What is asked: Copy out all lines in the data below containing the string "header".

==== Source data ====

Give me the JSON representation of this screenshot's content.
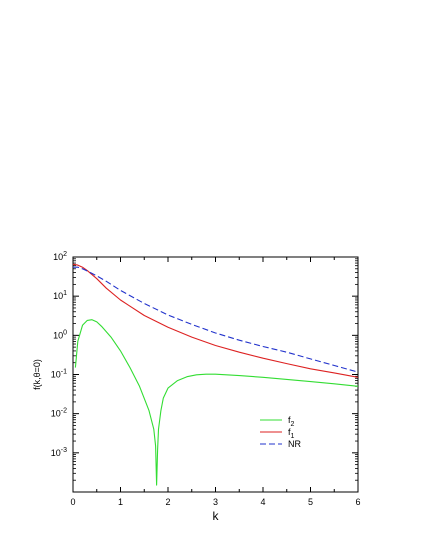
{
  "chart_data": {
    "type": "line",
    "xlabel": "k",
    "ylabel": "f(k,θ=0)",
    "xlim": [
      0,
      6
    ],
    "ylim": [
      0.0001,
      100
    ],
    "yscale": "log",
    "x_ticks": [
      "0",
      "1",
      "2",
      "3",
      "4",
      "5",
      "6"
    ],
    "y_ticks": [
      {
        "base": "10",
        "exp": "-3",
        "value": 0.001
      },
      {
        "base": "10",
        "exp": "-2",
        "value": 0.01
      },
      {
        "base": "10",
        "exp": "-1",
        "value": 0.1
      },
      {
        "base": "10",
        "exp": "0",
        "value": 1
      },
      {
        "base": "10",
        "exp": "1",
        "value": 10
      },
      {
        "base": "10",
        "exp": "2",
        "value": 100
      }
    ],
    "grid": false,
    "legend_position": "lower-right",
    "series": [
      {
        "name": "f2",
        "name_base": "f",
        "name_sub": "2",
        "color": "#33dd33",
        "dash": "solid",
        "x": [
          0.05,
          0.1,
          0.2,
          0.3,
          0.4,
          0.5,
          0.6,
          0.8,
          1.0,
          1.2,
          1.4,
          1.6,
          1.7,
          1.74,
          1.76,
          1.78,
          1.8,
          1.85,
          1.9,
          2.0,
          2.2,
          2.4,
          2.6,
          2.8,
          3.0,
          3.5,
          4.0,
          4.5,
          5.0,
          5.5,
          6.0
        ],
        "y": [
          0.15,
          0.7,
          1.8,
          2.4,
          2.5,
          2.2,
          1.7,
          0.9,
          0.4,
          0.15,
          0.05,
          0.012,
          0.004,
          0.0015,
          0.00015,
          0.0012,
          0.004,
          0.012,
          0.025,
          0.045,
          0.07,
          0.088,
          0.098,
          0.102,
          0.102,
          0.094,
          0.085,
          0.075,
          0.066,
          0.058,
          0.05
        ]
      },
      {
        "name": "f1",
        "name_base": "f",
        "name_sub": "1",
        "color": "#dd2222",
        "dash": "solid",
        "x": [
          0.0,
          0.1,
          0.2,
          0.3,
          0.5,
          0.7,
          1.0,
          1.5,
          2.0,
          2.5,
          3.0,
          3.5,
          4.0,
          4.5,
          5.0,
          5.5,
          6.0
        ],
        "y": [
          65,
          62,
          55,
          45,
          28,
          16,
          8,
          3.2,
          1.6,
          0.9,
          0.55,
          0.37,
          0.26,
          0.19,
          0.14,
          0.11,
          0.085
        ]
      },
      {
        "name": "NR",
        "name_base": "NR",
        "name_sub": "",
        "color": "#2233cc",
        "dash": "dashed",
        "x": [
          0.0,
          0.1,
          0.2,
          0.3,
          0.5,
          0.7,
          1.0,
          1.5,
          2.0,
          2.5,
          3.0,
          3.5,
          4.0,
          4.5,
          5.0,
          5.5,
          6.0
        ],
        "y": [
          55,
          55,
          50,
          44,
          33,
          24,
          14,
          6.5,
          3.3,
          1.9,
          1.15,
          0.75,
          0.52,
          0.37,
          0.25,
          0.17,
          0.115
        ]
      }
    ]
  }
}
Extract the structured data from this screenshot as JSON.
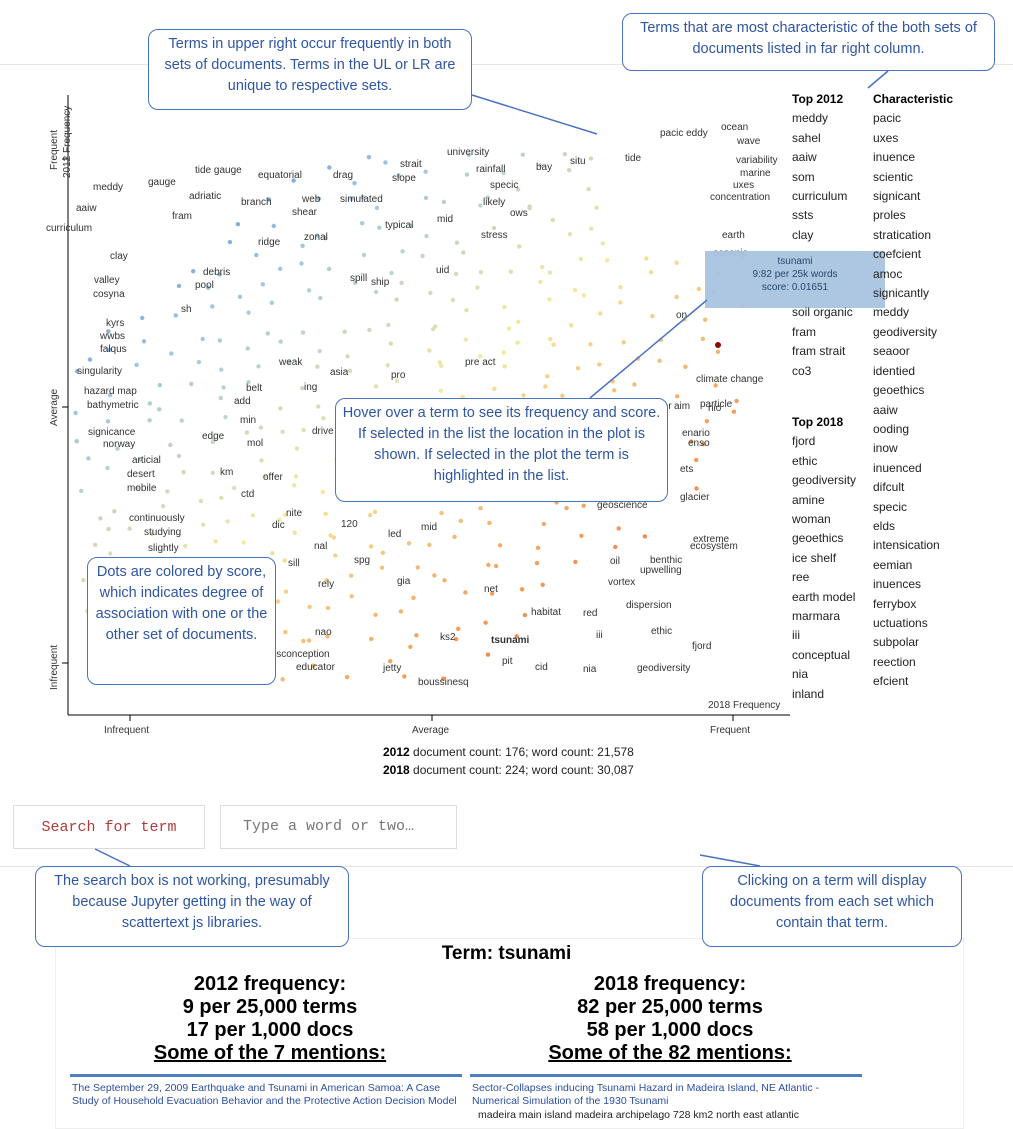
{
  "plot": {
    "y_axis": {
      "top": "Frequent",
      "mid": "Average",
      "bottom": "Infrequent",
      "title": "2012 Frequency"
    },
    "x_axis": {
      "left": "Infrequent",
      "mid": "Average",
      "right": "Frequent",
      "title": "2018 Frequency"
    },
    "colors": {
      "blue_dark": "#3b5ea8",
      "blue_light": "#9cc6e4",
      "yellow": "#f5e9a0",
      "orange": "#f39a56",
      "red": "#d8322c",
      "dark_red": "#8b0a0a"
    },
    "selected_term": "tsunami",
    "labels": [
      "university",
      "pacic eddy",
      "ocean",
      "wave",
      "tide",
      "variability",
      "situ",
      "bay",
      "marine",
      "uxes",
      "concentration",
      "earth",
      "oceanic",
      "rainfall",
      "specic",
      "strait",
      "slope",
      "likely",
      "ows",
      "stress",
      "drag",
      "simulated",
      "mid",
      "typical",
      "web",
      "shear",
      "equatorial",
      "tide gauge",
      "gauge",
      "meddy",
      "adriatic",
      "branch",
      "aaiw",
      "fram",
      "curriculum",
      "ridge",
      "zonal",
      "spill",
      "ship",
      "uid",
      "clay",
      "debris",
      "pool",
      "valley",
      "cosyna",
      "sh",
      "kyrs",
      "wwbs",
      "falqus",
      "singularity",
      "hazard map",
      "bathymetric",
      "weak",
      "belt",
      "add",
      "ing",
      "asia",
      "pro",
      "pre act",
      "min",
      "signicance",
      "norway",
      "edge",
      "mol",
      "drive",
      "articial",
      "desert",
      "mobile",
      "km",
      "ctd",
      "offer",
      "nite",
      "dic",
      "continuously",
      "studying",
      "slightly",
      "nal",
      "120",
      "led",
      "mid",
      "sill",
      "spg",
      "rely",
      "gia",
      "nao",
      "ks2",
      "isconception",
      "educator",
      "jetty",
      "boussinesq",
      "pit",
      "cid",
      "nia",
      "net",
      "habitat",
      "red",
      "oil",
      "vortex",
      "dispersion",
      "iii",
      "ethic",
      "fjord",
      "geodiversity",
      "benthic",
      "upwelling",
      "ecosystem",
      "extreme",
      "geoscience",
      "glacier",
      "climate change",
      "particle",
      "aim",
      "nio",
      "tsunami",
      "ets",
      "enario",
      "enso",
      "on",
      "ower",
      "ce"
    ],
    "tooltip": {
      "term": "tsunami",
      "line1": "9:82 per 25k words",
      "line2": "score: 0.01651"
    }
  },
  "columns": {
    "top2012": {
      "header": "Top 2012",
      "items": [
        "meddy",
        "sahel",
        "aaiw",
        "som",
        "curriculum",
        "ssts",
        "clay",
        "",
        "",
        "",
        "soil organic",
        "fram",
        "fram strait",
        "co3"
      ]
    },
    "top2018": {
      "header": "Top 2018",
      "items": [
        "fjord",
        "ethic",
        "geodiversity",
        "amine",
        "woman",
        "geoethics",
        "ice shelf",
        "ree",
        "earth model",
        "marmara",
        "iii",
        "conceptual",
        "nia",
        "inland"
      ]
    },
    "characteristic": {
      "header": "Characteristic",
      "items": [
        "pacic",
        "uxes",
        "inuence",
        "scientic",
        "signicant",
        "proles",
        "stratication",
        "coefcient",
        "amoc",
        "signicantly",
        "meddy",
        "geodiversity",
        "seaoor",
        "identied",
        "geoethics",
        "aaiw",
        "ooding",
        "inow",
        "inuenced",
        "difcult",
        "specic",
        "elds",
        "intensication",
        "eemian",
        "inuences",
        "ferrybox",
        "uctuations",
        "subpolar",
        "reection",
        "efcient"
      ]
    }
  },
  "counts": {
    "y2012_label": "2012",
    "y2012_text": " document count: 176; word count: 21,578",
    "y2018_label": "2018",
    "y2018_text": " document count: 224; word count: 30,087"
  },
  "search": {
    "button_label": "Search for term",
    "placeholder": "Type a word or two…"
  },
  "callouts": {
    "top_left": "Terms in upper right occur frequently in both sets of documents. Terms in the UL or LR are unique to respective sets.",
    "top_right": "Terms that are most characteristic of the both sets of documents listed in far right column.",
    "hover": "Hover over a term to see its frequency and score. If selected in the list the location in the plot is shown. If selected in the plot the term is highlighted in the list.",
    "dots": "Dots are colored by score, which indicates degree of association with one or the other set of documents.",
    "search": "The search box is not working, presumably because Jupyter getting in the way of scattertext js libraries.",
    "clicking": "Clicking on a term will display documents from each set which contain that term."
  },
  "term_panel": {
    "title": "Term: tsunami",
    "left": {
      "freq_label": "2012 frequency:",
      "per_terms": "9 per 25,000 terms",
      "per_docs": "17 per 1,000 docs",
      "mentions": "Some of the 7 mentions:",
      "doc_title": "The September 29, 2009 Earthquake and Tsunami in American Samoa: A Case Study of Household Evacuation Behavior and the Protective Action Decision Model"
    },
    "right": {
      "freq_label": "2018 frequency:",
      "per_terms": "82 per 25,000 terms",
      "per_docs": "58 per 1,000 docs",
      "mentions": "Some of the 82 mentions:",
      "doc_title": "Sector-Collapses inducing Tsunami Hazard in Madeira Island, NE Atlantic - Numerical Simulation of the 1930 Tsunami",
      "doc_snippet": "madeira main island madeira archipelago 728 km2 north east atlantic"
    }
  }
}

====

Answer to the task:
      "header": "Top 2012",
      "header": "Top 2018",
      "header": "Characteristic",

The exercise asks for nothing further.